The request -
Update the listing from its first line up to and including the line with "share-chart-3-category-label: Q4: [752, 297, 761, 308]", replacing "ytick-label" with "y-axis-label" and leaving everything else unchanged. Return only those lines.

** START Data for this exercise **

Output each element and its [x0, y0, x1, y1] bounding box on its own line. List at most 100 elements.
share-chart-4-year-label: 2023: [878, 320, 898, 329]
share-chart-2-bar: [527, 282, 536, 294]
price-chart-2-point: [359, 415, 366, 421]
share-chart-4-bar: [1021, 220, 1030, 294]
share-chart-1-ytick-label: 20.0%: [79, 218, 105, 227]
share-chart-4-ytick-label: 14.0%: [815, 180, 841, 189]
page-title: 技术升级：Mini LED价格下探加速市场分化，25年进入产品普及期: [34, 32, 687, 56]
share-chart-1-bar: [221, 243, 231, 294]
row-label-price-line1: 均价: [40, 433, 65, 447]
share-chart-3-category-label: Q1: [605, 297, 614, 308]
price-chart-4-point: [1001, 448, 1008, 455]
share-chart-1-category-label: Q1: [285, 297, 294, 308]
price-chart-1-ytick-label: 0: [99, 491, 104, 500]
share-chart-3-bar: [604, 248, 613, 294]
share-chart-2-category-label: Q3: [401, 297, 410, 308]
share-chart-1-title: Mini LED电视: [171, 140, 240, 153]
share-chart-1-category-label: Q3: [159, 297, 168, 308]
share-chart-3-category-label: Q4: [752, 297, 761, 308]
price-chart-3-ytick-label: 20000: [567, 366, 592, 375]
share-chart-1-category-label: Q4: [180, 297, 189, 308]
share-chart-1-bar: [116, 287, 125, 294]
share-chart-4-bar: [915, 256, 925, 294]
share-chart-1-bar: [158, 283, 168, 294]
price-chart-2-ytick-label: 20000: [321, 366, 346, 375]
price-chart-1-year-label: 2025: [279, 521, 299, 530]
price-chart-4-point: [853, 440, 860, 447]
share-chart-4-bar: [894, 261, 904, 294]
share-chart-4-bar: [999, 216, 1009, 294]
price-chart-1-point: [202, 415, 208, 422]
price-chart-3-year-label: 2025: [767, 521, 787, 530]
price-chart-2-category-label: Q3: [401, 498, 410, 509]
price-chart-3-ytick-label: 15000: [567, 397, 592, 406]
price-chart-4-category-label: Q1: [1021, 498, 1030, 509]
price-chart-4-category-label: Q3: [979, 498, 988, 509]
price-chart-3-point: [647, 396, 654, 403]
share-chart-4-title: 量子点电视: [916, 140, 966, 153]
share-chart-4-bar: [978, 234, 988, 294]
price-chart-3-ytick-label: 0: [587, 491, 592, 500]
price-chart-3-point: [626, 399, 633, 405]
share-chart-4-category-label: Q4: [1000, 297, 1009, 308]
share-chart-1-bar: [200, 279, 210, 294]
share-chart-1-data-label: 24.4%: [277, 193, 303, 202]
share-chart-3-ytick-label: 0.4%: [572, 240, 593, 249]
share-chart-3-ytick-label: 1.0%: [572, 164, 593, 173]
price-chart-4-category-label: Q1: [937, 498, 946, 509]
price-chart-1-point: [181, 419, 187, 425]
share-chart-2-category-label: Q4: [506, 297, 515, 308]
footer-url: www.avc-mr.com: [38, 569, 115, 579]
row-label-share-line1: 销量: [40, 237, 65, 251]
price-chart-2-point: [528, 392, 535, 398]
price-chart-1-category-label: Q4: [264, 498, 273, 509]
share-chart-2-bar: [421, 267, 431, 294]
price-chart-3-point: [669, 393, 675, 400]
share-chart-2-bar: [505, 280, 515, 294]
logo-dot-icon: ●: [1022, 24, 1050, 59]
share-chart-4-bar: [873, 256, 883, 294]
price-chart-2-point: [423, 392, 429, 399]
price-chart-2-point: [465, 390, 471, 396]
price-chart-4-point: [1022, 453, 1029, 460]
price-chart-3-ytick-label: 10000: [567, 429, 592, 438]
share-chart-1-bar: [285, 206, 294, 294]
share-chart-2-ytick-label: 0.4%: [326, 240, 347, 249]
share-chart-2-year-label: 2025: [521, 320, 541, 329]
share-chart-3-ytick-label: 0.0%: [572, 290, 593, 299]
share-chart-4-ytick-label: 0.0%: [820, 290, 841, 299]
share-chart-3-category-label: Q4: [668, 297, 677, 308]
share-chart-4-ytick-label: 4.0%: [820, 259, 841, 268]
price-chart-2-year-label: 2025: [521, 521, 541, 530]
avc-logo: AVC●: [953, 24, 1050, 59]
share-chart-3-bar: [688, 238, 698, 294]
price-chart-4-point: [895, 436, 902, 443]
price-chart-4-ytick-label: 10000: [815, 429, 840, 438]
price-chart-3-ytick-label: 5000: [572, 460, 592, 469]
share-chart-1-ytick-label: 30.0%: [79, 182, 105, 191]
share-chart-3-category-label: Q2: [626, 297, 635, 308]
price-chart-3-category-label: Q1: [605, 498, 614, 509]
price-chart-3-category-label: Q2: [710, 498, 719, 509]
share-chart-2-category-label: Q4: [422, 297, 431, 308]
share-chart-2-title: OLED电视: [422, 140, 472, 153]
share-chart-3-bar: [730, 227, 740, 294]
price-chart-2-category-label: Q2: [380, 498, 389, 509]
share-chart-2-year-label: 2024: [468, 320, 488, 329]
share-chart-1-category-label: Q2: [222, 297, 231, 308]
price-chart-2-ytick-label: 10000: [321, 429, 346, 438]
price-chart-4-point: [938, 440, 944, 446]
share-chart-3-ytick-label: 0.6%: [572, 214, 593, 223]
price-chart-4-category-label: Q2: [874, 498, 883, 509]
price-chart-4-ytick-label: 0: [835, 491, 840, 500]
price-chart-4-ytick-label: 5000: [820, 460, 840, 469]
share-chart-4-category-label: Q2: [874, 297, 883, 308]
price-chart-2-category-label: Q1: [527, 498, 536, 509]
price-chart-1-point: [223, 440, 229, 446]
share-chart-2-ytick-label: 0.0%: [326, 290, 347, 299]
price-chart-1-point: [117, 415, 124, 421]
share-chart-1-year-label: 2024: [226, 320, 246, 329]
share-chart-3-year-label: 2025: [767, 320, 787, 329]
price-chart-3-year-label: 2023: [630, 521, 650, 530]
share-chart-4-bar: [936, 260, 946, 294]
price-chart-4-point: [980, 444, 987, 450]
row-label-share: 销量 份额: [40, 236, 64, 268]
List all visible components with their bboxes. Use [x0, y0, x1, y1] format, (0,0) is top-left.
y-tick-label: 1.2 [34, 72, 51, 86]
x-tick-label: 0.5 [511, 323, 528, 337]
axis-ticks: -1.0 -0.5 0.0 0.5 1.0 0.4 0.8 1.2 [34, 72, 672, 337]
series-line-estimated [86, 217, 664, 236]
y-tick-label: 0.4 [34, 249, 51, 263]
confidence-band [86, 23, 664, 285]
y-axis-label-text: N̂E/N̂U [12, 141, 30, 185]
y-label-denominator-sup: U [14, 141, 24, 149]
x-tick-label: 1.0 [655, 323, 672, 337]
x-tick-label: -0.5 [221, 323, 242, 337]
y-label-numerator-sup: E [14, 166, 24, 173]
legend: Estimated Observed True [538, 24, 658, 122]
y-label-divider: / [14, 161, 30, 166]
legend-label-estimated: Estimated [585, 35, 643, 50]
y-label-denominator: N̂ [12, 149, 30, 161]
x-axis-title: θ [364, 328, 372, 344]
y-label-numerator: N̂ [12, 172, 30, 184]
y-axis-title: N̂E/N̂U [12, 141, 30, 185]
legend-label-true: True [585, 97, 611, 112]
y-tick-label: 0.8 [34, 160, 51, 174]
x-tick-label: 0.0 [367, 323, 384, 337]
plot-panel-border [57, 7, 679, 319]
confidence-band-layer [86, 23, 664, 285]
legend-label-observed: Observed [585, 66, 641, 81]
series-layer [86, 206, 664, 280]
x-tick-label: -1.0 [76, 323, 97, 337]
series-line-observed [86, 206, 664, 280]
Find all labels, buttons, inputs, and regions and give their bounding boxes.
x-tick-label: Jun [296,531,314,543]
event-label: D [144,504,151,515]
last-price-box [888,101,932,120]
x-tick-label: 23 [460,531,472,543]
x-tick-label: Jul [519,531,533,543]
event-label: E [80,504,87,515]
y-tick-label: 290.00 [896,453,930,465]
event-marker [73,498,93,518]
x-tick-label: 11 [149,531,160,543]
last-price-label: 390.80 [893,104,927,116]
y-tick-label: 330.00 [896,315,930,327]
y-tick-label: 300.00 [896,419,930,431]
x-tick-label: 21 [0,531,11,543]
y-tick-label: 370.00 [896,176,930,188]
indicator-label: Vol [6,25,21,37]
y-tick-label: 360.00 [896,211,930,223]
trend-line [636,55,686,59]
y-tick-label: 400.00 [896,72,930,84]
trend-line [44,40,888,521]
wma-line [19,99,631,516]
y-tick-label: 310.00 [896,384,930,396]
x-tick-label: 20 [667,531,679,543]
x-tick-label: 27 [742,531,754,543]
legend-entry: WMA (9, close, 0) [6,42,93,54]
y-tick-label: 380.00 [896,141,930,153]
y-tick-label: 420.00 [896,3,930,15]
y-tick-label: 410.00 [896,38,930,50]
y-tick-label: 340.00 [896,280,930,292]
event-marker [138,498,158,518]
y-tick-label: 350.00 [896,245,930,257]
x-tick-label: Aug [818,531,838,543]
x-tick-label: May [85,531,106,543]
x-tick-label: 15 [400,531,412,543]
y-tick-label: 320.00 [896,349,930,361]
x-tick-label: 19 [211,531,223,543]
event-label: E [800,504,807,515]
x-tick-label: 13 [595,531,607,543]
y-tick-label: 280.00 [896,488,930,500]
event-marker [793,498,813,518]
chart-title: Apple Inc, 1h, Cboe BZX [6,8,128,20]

** END Data for this exercise **

Finished answer -
Output each element and its [x0, y0, x1, y1] bounding box on its own line. List at most 100 elements.
share-chart-4-year-label: 2023: [878, 320, 898, 329]
share-chart-2-bar: [527, 282, 536, 294]
price-chart-2-point: [359, 415, 366, 421]
share-chart-4-bar: [1021, 220, 1030, 294]
share-chart-1-y-axis-label: 20.0%: [79, 218, 105, 227]
share-chart-4-y-axis-label: 14.0%: [815, 180, 841, 189]
page-title: 技术升级：Mini LED价格下探加速市场分化，25年进入产品普及期: [34, 32, 687, 56]
share-chart-1-bar: [221, 243, 231, 294]
row-label-price-line1: 均价: [40, 433, 65, 447]
share-chart-3-category-label: Q1: [605, 297, 614, 308]
price-chart-4-point: [1001, 448, 1008, 455]
share-chart-1-category-label: Q1: [285, 297, 294, 308]
price-chart-1-y-axis-label: 0: [99, 491, 104, 500]
share-chart-3-bar: [604, 248, 613, 294]
share-chart-2-category-label: Q3: [401, 297, 410, 308]
share-chart-1-title: Mini LED电视: [171, 140, 240, 153]
share-chart-1-category-label: Q3: [159, 297, 168, 308]
share-chart-3-category-label: Q4: [752, 297, 761, 308]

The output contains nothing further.